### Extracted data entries

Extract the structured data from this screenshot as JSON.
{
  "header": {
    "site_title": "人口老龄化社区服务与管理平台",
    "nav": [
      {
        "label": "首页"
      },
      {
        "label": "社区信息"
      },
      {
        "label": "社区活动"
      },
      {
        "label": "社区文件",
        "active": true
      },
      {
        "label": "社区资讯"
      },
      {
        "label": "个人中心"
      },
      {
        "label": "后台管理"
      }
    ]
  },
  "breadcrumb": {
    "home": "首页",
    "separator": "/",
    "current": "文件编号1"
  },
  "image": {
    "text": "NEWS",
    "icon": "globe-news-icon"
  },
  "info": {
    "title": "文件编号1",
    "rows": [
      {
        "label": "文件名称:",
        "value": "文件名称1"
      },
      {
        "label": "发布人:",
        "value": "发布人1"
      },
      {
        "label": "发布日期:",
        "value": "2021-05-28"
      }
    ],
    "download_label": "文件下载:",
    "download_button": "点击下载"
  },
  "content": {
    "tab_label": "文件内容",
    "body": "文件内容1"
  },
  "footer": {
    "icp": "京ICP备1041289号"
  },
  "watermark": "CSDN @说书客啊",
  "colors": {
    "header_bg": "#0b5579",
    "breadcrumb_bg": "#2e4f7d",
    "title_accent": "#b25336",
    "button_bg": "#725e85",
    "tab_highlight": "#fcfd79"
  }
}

### The request
Copy out the full listing exactly.

### Reply
Extract the structured data from this screenshot as JSON.
{
  "header": {
    "site_title": "人口老龄化社区服务与管理平台",
    "nav": [
      {
        "label": "首页"
      },
      {
        "label": "社区信息"
      },
      {
        "label": "社区活动"
      },
      {
        "label": "社区文件",
        "active": true
      },
      {
        "label": "社区资讯"
      },
      {
        "label": "个人中心"
      },
      {
        "label": "后台管理"
      }
    ]
  },
  "breadcrumb": {
    "home": "首页",
    "separator": "/",
    "current": "文件编号1"
  },
  "image": {
    "text": "NEWS",
    "icon": "globe-news-icon"
  },
  "info": {
    "title": "文件编号1",
    "rows": [
      {
        "label": "文件名称:",
        "value": "文件名称1"
      },
      {
        "label": "发布人:",
        "value": "发布人1"
      },
      {
        "label": "发布日期:",
        "value": "2021-05-28"
      }
    ],
    "download_label": "文件下载:",
    "download_button": "点击下载"
  },
  "content": {
    "tab_label": "文件内容",
    "body": "文件内容1"
  },
  "footer": {
    "icp": "京ICP备1041289号"
  },
  "watermark": "CSDN @说书客啊",
  "colors": {
    "header_bg": "#0b5579",
    "breadcrumb_bg": "#2e4f7d",
    "title_accent": "#b25336",
    "button_bg": "#725e85",
    "tab_highlight": "#fcfd79"
  }
}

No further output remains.